-- start of TASK DATA --

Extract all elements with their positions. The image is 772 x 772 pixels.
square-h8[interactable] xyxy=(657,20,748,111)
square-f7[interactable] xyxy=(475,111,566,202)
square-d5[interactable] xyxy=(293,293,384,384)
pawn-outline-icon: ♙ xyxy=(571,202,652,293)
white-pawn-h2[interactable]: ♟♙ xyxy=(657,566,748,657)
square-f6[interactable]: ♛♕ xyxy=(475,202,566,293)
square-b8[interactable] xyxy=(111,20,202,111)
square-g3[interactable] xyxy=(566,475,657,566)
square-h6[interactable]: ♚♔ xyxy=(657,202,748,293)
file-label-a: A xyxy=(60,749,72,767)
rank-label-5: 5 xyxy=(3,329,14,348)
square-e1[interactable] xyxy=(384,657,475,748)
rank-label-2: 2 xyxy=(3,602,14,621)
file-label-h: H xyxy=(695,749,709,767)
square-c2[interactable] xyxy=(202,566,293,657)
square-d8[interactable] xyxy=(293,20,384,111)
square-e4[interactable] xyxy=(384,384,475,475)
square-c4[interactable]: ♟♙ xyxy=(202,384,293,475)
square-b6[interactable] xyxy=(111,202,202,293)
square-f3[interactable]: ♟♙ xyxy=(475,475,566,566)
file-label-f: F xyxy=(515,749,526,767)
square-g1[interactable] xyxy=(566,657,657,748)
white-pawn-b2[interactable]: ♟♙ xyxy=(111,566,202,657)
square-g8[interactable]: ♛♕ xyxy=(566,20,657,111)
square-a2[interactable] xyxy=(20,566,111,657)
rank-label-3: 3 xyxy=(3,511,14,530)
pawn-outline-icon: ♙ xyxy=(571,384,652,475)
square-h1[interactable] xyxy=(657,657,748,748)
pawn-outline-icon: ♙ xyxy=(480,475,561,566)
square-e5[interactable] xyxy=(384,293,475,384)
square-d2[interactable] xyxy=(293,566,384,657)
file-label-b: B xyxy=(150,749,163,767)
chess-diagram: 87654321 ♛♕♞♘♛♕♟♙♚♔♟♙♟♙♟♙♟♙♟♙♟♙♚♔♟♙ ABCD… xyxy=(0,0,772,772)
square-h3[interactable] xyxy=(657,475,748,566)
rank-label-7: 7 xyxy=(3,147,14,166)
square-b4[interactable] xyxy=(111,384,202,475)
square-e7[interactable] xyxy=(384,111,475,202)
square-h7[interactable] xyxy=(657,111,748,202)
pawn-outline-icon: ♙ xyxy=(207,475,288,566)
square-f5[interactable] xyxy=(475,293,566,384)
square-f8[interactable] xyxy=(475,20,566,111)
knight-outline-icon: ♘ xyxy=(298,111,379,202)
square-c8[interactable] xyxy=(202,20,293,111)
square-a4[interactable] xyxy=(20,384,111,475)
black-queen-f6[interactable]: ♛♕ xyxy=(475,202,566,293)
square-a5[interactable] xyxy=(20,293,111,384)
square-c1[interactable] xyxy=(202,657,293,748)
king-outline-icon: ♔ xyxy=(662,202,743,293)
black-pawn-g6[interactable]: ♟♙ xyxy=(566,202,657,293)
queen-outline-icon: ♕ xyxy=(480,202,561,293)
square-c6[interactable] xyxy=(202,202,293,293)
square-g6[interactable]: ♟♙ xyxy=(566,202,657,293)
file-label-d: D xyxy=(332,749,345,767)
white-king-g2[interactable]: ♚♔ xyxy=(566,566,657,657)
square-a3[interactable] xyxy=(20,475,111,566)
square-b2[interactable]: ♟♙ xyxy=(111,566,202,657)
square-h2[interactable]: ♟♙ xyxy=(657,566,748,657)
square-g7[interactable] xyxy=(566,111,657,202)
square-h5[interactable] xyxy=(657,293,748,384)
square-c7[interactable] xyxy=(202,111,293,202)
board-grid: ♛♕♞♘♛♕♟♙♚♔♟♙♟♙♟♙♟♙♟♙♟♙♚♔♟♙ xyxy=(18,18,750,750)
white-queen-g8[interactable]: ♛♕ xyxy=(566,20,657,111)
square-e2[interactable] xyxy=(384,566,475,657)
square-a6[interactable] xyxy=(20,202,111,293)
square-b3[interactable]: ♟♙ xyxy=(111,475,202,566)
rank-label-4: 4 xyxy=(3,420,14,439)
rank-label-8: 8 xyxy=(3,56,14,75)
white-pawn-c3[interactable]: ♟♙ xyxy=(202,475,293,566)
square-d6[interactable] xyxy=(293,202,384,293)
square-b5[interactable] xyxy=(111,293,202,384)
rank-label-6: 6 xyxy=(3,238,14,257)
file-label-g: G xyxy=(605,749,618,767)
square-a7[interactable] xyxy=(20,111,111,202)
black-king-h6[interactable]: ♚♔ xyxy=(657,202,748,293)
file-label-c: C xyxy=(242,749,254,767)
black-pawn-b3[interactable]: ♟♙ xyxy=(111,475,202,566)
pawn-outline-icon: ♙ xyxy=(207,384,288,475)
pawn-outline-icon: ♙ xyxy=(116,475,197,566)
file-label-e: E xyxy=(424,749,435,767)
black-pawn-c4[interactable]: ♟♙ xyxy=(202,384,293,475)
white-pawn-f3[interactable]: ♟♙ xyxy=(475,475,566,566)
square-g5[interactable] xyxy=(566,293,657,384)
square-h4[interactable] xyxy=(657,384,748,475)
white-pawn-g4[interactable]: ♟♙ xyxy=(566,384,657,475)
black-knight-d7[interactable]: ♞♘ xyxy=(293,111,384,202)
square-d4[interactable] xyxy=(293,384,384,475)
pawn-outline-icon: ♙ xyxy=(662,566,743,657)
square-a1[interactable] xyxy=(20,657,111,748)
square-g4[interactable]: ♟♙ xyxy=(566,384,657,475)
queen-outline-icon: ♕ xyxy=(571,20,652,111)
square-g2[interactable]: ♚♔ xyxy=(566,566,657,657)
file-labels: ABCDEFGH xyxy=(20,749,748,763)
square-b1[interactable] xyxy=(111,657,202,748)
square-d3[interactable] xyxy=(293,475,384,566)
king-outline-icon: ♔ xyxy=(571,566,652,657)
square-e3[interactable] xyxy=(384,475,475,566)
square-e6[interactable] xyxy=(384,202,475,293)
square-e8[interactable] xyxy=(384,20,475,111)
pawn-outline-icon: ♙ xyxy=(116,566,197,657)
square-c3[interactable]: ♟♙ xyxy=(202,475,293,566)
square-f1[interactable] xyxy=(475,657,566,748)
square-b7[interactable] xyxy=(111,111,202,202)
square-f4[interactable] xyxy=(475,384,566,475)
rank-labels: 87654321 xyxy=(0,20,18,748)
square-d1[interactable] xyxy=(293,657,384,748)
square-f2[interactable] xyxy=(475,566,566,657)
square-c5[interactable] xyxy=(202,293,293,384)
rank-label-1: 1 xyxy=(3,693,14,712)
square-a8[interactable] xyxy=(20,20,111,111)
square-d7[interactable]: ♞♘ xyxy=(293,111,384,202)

-- end of TASK DATA --

*PROBLEM DESCRIPTION*. Could you reproduce the listing above verbatim, starting at its first line and ending at the line that contains "rank-label-5: 5 xyxy=(3,329,14,348)", with both of those lines included?

*EXERCISE OUTPUT*.
Extract all elements with their positions. The image is 772 x 772 pixels.
square-h8[interactable] xyxy=(657,20,748,111)
square-f7[interactable] xyxy=(475,111,566,202)
square-d5[interactable] xyxy=(293,293,384,384)
pawn-outline-icon: ♙ xyxy=(571,202,652,293)
white-pawn-h2[interactable]: ♟♙ xyxy=(657,566,748,657)
square-f6[interactable]: ♛♕ xyxy=(475,202,566,293)
square-b8[interactable] xyxy=(111,20,202,111)
square-g3[interactable] xyxy=(566,475,657,566)
square-h6[interactable]: ♚♔ xyxy=(657,202,748,293)
file-label-a: A xyxy=(60,749,72,767)
rank-label-5: 5 xyxy=(3,329,14,348)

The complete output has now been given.